══ INPUT

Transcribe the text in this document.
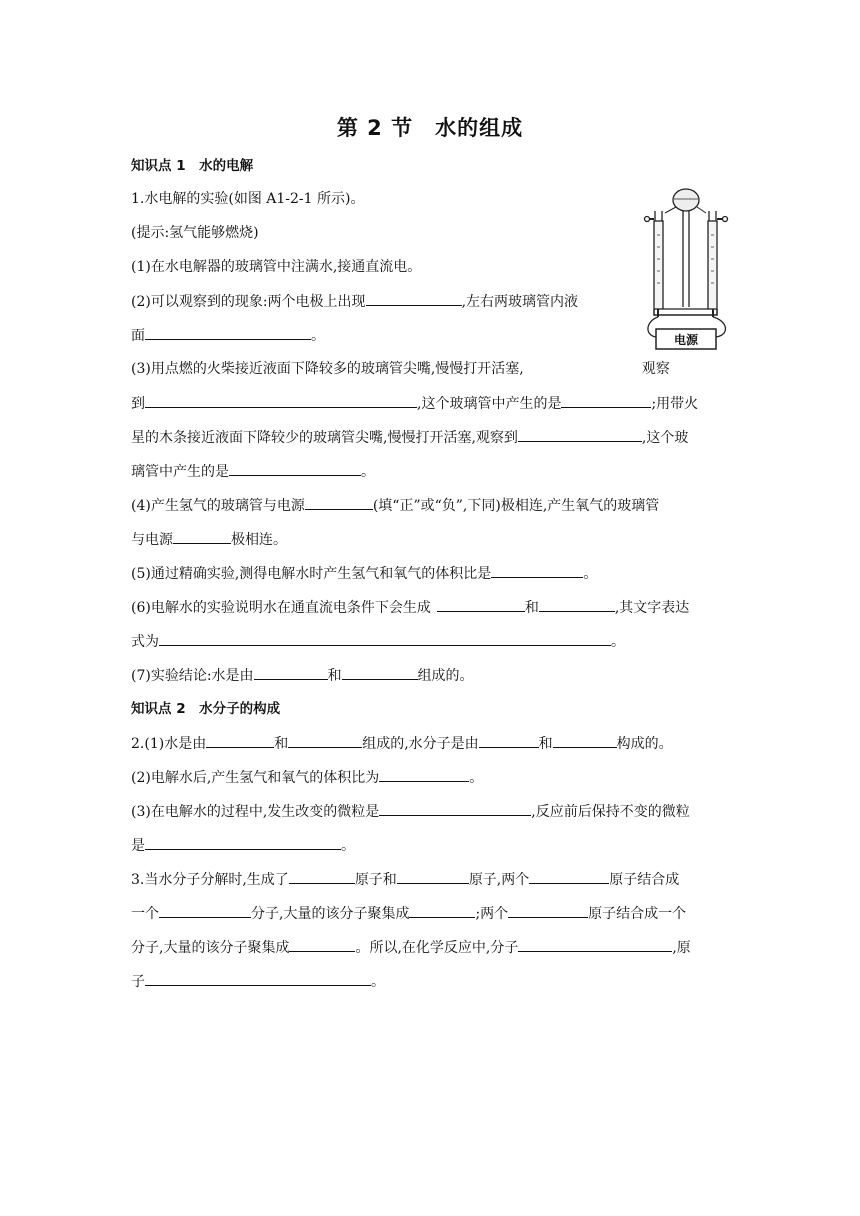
第 2 节　水的组成
知识点 1　水的电解
1.水电解的实验(如图 A1-2-1 所示)。
(提示:氢气能够燃烧)
(1)在水电解器的玻璃管中注满水,接通直流电。
(2)可以观察到的现象:两个电极上出现	,左右两玻璃管内液
面	。
(3)用点燃的火柴接近液面下降较多的玻璃管尖嘴,慢慢打开活塞,	观察
到	,这个玻璃管中产生的是	;用带火
星的木条接近液面下降较少的玻璃管尖嘴,慢慢打开活塞,观察到	,这个玻
璃管中产生的是	。
(4)产生氢气的玻璃管与电源	(填“正”或“负”,下同)极相连,产生氧气的玻璃管
与电源	极相连。
(5)通过精确实验,测得电解水时产生氢气和氧气的体积比是	。
(6)电解水的实验说明水在通直流电条件下会生成	和	,其文字表达
式为	。
(7)实验结论:水是由	和	组成的。
知识点 2　水分子的构成
2.(1)水是由	和	组成的,水分子是由	和	构成的。
(2)电解水后,产生氢气和氧气的体积比为	。
(3)在电解水的过程中,发生改变的微粒是	,反应前后保持不变的微粒
是	。
3.当水分子分解时,生成了	原子和	原子,两个	原子结合成
一个	分子,大量的该分子聚集成	;两个	原子结合成一个
分子,大量的该分子聚集成	。所以,在化学反应中,分子	,原
子	。
电源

════

▶ **INSTRUCTION**: Quote every record above exactly, leaving out any pictures.

▶ **EXERCISE ANSWER**:
Transcribe the text in this document.
第 2 节　水的组成
知识点 1　水的电解
1.水电解的实验(如图 A1-2-1 所示)。
(提示:氢气能够燃烧)
(1)在水电解器的玻璃管中注满水,接通直流电。
(2)可以观察到的现象:两个电极上出现	,左右两玻璃管内液
面	。
(3)用点燃的火柴接近液面下降较多的玻璃管尖嘴,慢慢打开活塞,	观察
到	,这个玻璃管中产生的是	;用带火
星的木条接近液面下降较少的玻璃管尖嘴,慢慢打开活塞,观察到	,这个玻
璃管中产生的是	。
(4)产生氢气的玻璃管与电源	(填“正”或“负”,下同)极相连,产生氧气的玻璃管
与电源	极相连。
(5)通过精确实验,测得电解水时产生氢气和氧气的体积比是	。
(6)电解水的实验说明水在通直流电条件下会生成	和	,其文字表达
式为	。
(7)实验结论:水是由	和	组成的。
知识点 2　水分子的构成
2.(1)水是由	和	组成的,水分子是由	和	构成的。
(2)电解水后,产生氢气和氧气的体积比为	。
(3)在电解水的过程中,发生改变的微粒是	,反应前后保持不变的微粒
是	。
3.当水分子分解时,生成了	原子和	原子,两个	原子结合成
一个	分子,大量的该分子聚集成	;两个	原子结合成一个
分子,大量的该分子聚集成	。所以,在化学反应中,分子	,原
子	。
电源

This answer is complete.